> **Your instructions**
Omit any picture, and return the remaining data exactly as written.

> **Provided material**

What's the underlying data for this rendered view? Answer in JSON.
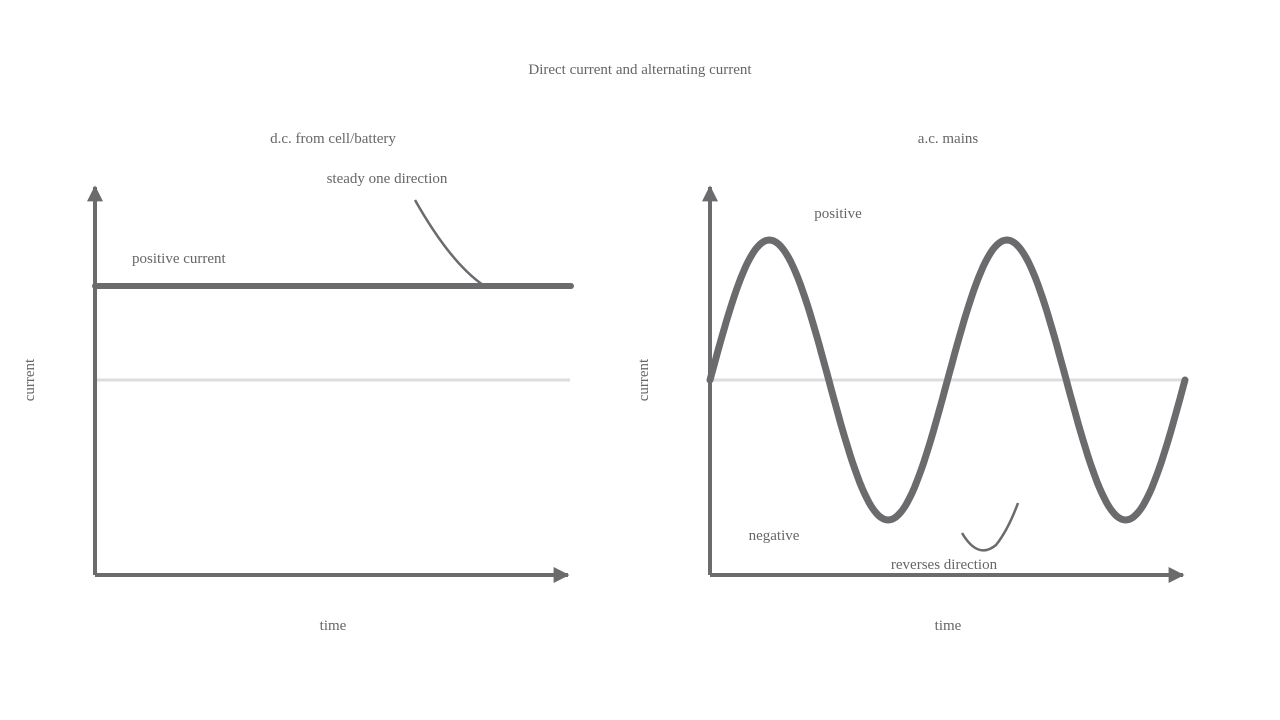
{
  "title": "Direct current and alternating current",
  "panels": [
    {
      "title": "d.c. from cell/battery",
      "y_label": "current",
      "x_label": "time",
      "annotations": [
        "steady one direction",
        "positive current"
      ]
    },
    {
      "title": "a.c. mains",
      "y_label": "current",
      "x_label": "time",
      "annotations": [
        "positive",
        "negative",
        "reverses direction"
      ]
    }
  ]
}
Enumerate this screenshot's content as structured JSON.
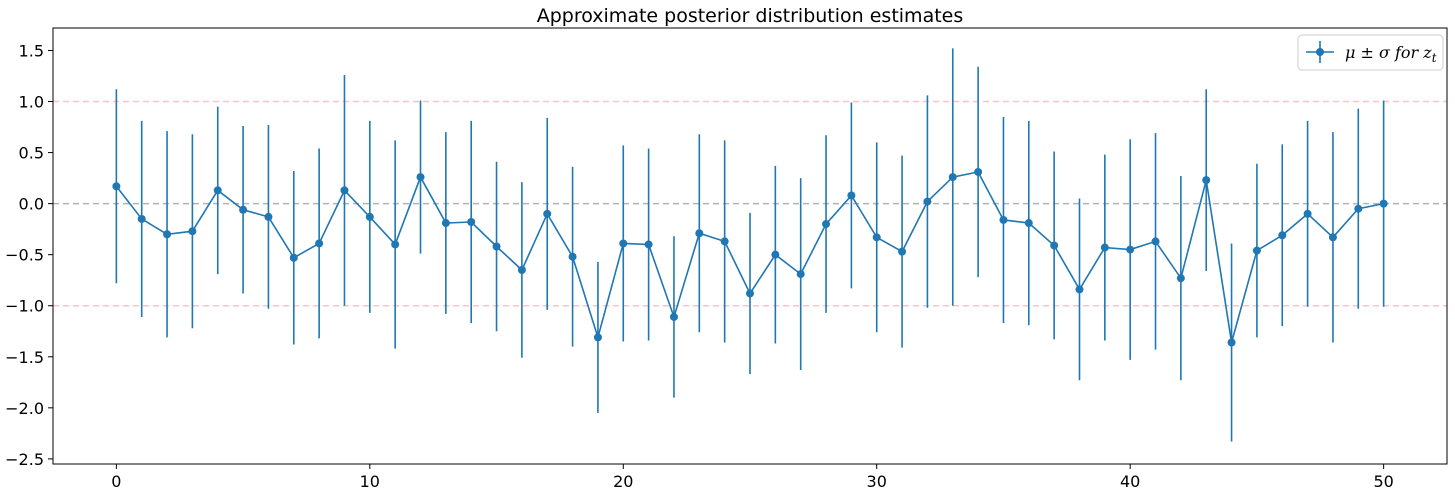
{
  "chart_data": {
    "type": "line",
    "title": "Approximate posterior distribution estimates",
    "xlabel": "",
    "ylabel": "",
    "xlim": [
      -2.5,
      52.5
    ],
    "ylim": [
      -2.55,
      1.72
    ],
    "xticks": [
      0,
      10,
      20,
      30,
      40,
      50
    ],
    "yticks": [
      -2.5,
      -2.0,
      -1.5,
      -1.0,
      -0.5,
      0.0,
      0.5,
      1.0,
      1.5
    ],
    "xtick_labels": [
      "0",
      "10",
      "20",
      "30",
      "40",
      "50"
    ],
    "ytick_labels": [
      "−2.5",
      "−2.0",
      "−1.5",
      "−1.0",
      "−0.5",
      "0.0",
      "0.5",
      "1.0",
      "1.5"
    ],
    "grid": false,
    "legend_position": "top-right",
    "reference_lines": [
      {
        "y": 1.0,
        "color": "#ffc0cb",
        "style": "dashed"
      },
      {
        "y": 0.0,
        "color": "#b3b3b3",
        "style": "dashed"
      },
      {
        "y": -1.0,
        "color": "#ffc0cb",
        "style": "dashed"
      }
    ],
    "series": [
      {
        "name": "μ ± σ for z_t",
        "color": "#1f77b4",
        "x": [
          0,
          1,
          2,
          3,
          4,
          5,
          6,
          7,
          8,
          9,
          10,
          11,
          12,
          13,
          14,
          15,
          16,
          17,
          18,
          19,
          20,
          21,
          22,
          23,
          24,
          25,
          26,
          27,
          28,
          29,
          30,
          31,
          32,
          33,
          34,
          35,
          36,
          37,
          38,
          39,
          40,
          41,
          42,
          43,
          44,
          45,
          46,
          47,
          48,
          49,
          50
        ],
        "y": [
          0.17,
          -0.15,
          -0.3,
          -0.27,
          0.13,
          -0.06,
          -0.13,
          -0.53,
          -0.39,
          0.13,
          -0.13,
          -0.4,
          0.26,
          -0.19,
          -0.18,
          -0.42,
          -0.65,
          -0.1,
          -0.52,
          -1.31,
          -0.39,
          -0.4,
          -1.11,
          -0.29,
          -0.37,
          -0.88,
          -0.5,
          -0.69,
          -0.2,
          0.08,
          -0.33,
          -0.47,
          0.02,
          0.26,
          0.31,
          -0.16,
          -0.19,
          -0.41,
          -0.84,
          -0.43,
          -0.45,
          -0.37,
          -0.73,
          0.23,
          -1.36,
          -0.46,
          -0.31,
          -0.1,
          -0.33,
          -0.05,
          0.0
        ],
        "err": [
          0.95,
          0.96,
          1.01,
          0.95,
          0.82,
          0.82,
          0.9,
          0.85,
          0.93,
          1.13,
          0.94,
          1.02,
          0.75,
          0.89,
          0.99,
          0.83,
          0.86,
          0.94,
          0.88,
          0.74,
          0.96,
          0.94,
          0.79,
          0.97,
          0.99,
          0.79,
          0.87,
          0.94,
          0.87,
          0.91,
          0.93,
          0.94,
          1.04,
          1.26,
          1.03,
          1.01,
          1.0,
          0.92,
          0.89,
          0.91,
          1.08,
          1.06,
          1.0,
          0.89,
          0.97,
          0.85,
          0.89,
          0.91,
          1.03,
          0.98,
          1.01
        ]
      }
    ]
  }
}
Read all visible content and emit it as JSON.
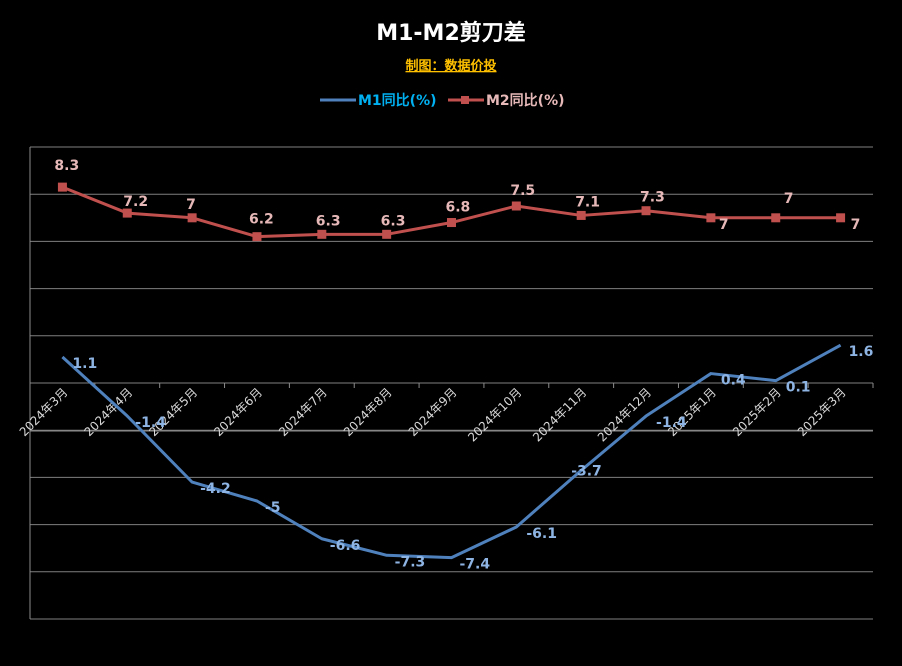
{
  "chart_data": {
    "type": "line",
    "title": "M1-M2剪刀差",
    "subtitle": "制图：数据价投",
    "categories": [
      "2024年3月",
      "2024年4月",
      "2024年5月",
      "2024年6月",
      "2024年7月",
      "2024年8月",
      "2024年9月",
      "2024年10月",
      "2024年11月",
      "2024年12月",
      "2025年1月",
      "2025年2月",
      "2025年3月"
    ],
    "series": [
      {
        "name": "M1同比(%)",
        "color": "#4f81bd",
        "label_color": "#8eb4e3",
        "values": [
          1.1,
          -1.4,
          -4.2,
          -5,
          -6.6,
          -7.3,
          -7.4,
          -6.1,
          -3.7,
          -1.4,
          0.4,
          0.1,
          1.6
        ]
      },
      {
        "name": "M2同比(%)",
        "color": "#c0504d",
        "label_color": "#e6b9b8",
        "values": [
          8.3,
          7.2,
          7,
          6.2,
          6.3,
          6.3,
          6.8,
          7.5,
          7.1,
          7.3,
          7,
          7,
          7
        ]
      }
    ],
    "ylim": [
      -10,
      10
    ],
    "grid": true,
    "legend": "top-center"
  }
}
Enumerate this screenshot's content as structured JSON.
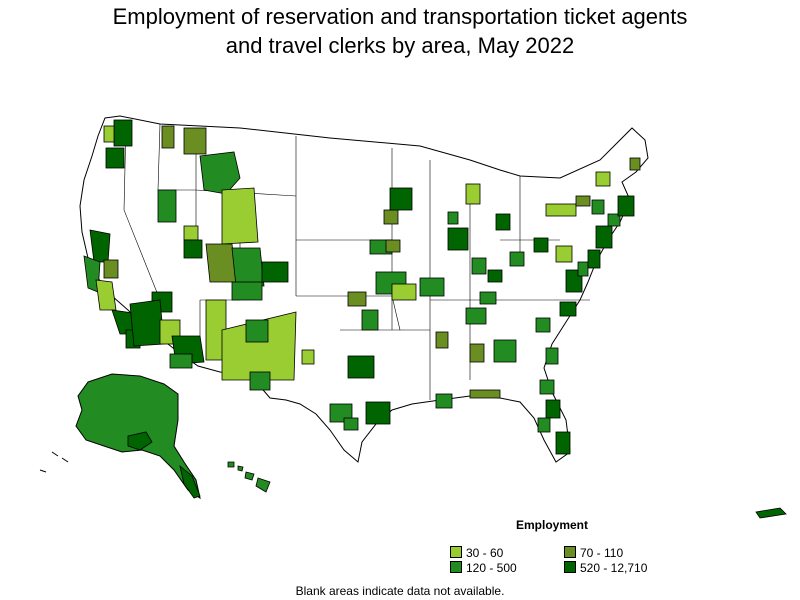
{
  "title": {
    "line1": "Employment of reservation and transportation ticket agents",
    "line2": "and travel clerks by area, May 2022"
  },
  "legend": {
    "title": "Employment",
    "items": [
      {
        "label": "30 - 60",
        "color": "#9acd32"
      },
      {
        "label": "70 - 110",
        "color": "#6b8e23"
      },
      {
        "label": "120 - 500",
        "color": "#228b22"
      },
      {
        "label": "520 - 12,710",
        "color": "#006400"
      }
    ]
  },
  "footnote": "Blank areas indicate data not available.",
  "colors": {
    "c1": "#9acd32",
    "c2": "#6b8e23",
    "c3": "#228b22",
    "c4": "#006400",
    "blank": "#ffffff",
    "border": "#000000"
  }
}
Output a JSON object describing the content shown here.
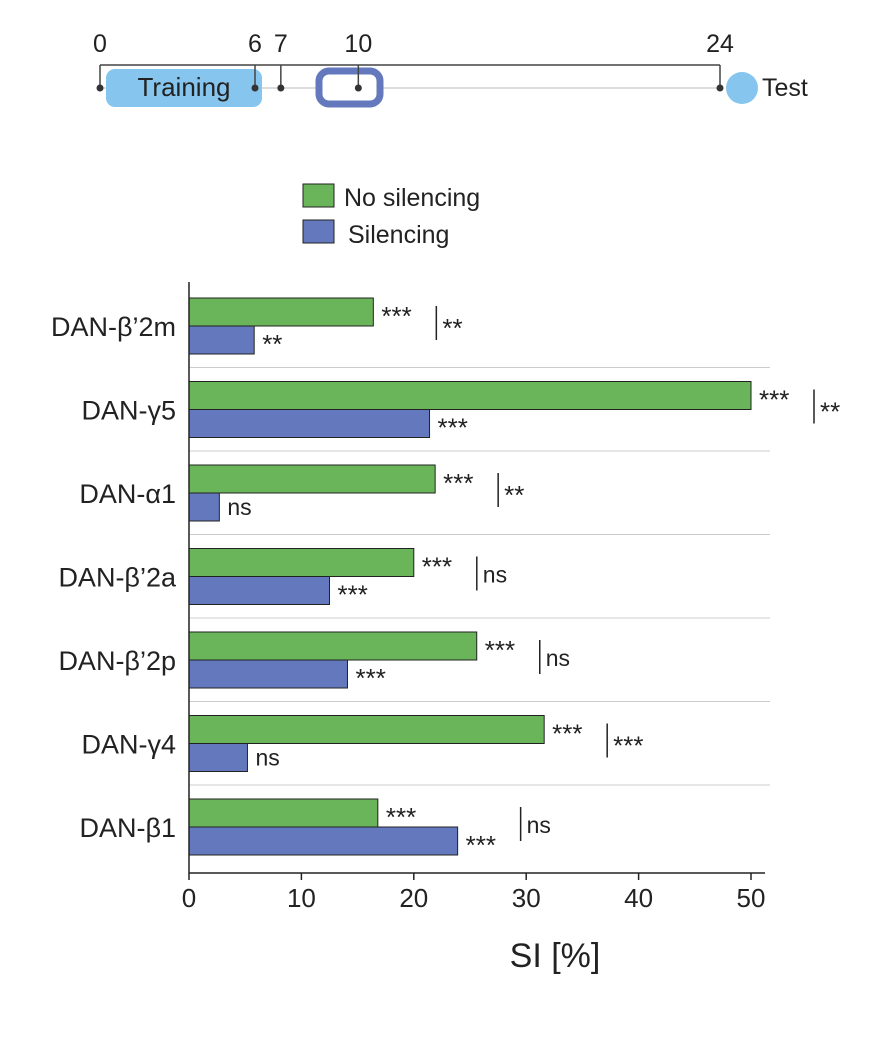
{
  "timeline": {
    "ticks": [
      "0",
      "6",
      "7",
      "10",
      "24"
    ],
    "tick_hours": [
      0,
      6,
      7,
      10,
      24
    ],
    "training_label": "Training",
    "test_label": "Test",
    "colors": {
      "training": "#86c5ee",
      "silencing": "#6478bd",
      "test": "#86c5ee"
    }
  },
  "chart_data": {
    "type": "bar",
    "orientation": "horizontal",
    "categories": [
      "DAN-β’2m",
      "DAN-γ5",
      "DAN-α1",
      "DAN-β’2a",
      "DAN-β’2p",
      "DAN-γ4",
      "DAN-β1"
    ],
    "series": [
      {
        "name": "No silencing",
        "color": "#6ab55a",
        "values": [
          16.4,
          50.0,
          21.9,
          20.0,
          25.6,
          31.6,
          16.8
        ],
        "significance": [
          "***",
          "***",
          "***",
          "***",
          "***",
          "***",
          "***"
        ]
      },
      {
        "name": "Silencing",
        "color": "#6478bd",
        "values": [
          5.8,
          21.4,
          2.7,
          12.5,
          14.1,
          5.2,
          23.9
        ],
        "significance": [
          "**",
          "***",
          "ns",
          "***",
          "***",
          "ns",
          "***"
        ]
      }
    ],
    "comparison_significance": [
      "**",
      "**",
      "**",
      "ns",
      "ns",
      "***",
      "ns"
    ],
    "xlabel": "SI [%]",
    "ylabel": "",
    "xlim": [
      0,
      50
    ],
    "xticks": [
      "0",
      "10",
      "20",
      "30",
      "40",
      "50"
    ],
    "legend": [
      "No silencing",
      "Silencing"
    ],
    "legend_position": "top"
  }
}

> **The answer**
What's the underlying data for this rendered view? Answer in JSON.
{
  "title": "Direct current and alternating current",
  "panels": [
    {
      "title": "d.c. from cell/battery",
      "y_label": "current",
      "x_label": "time",
      "annotations": [
        "steady one direction",
        "positive current"
      ]
    },
    {
      "title": "a.c. mains",
      "y_label": "current",
      "x_label": "time",
      "annotations": [
        "positive",
        "negative",
        "reverses direction"
      ]
    }
  ]
}
Enumerate this screenshot's content as structured JSON.
{
  "chart_data": {
    "type": "line",
    "title": "Approximate posterior distribution estimates",
    "xlabel": "",
    "ylabel": "",
    "xlim": [
      -2.5,
      52.5
    ],
    "ylim": [
      -2.55,
      1.72
    ],
    "xticks": [
      0,
      10,
      20,
      30,
      40,
      50
    ],
    "yticks": [
      -2.5,
      -2.0,
      -1.5,
      -1.0,
      -0.5,
      0.0,
      0.5,
      1.0,
      1.5
    ],
    "xtick_labels": [
      "0",
      "10",
      "20",
      "30",
      "40",
      "50"
    ],
    "ytick_labels": [
      "−2.5",
      "−2.0",
      "−1.5",
      "−1.0",
      "−0.5",
      "0.0",
      "0.5",
      "1.0",
      "1.5"
    ],
    "grid": false,
    "legend_position": "top-right",
    "reference_lines": [
      {
        "y": 1.0,
        "color": "#ffc0cb",
        "style": "dashed"
      },
      {
        "y": 0.0,
        "color": "#b3b3b3",
        "style": "dashed"
      },
      {
        "y": -1.0,
        "color": "#ffc0cb",
        "style": "dashed"
      }
    ],
    "series": [
      {
        "name": "μ ± σ for z_t",
        "color": "#1f77b4",
        "x": [
          0,
          1,
          2,
          3,
          4,
          5,
          6,
          7,
          8,
          9,
          10,
          11,
          12,
          13,
          14,
          15,
          16,
          17,
          18,
          19,
          20,
          21,
          22,
          23,
          24,
          25,
          26,
          27,
          28,
          29,
          30,
          31,
          32,
          33,
          34,
          35,
          36,
          37,
          38,
          39,
          40,
          41,
          42,
          43,
          44,
          45,
          46,
          47,
          48,
          49,
          50
        ],
        "y": [
          0.17,
          -0.15,
          -0.3,
          -0.27,
          0.13,
          -0.06,
          -0.13,
          -0.53,
          -0.39,
          0.13,
          -0.13,
          -0.4,
          0.26,
          -0.19,
          -0.18,
          -0.42,
          -0.65,
          -0.1,
          -0.52,
          -1.31,
          -0.39,
          -0.4,
          -1.11,
          -0.29,
          -0.37,
          -0.88,
          -0.5,
          -0.69,
          -0.2,
          0.08,
          -0.33,
          -0.47,
          0.02,
          0.26,
          0.31,
          -0.16,
          -0.19,
          -0.41,
          -0.84,
          -0.43,
          -0.45,
          -0.37,
          -0.73,
          0.23,
          -1.36,
          -0.46,
          -0.31,
          -0.1,
          -0.33,
          -0.05,
          0.0
        ],
        "err": [
          0.95,
          0.96,
          1.01,
          0.95,
          0.82,
          0.82,
          0.9,
          0.85,
          0.93,
          1.13,
          0.94,
          1.02,
          0.75,
          0.89,
          0.99,
          0.83,
          0.86,
          0.94,
          0.88,
          0.74,
          0.96,
          0.94,
          0.79,
          0.97,
          0.99,
          0.79,
          0.87,
          0.94,
          0.87,
          0.91,
          0.93,
          0.94,
          1.04,
          1.26,
          1.03,
          1.01,
          1.0,
          0.92,
          0.89,
          0.91,
          1.08,
          1.06,
          1.0,
          0.89,
          0.97,
          0.85,
          0.89,
          0.91,
          1.03,
          0.98,
          1.01
        ]
      }
    ]
  }
}
Read all visible content and emit it as JSON.
{
  "chart_data": {
    "type": "line",
    "title": "M1-M2剪刀差",
    "subtitle": "制图：数据价投",
    "categories": [
      "2024年3月",
      "2024年4月",
      "2024年5月",
      "2024年6月",
      "2024年7月",
      "2024年8月",
      "2024年9月",
      "2024年10月",
      "2024年11月",
      "2024年12月",
      "2025年1月",
      "2025年2月",
      "2025年3月"
    ],
    "series": [
      {
        "name": "M1同比(%)",
        "color": "#4f81bd",
        "label_color": "#8eb4e3",
        "values": [
          1.1,
          -1.4,
          -4.2,
          -5,
          -6.6,
          -7.3,
          -7.4,
          -6.1,
          -3.7,
          -1.4,
          0.4,
          0.1,
          1.6
        ]
      },
      {
        "name": "M2同比(%)",
        "color": "#c0504d",
        "label_color": "#e6b9b8",
        "values": [
          8.3,
          7.2,
          7,
          6.2,
          6.3,
          6.3,
          6.8,
          7.5,
          7.1,
          7.3,
          7,
          7,
          7
        ]
      }
    ],
    "ylim": [
      -10,
      10
    ],
    "grid": true,
    "legend": "top-center"
  }
}
Enumerate this screenshot's content as structured JSON.
{
  "title": {
    "line1": "Employment of reservation and transportation ticket agents",
    "line2": "and travel clerks by area, May 2022"
  },
  "legend": {
    "title": "Employment",
    "items": [
      {
        "label": "30 - 60",
        "color": "#9acd32"
      },
      {
        "label": "70 - 110",
        "color": "#6b8e23"
      },
      {
        "label": "120 - 500",
        "color": "#228b22"
      },
      {
        "label": "520 - 12,710",
        "color": "#006400"
      }
    ]
  },
  "footnote": "Blank areas indicate data not available.",
  "colors": {
    "c1": "#9acd32",
    "c2": "#6b8e23",
    "c3": "#228b22",
    "c4": "#006400",
    "blank": "#ffffff",
    "border": "#000000"
  }
}
Output a JSON object describing the content shown here.
{
  "timeline": {
    "ticks": [
      "0",
      "6",
      "7",
      "10",
      "24"
    ],
    "tick_hours": [
      0,
      6,
      7,
      10,
      24
    ],
    "training_label": "Training",
    "test_label": "Test",
    "colors": {
      "training": "#86c5ee",
      "silencing": "#6478bd",
      "test": "#86c5ee"
    }
  },
  "chart_data": {
    "type": "bar",
    "orientation": "horizontal",
    "categories": [
      "DAN-β’2m",
      "DAN-γ5",
      "DAN-α1",
      "DAN-β’2a",
      "DAN-β’2p",
      "DAN-γ4",
      "DAN-β1"
    ],
    "series": [
      {
        "name": "No silencing",
        "color": "#6ab55a",
        "values": [
          16.4,
          50.0,
          21.9,
          20.0,
          25.6,
          31.6,
          16.8
        ],
        "significance": [
          "***",
          "***",
          "***",
          "***",
          "***",
          "***",
          "***"
        ]
      },
      {
        "name": "Silencing",
        "color": "#6478bd",
        "values": [
          5.8,
          21.4,
          2.7,
          12.5,
          14.1,
          5.2,
          23.9
        ],
        "significance": [
          "**",
          "***",
          "ns",
          "***",
          "***",
          "ns",
          "***"
        ]
      }
    ],
    "comparison_significance": [
      "**",
      "**",
      "**",
      "ns",
      "ns",
      "***",
      "ns"
    ],
    "xlabel": "SI [%]",
    "ylabel": "",
    "xlim": [
      0,
      50
    ],
    "xticks": [
      "0",
      "10",
      "20",
      "30",
      "40",
      "50"
    ],
    "legend": [
      "No silencing",
      "Silencing"
    ],
    "legend_position": "top"
  }
}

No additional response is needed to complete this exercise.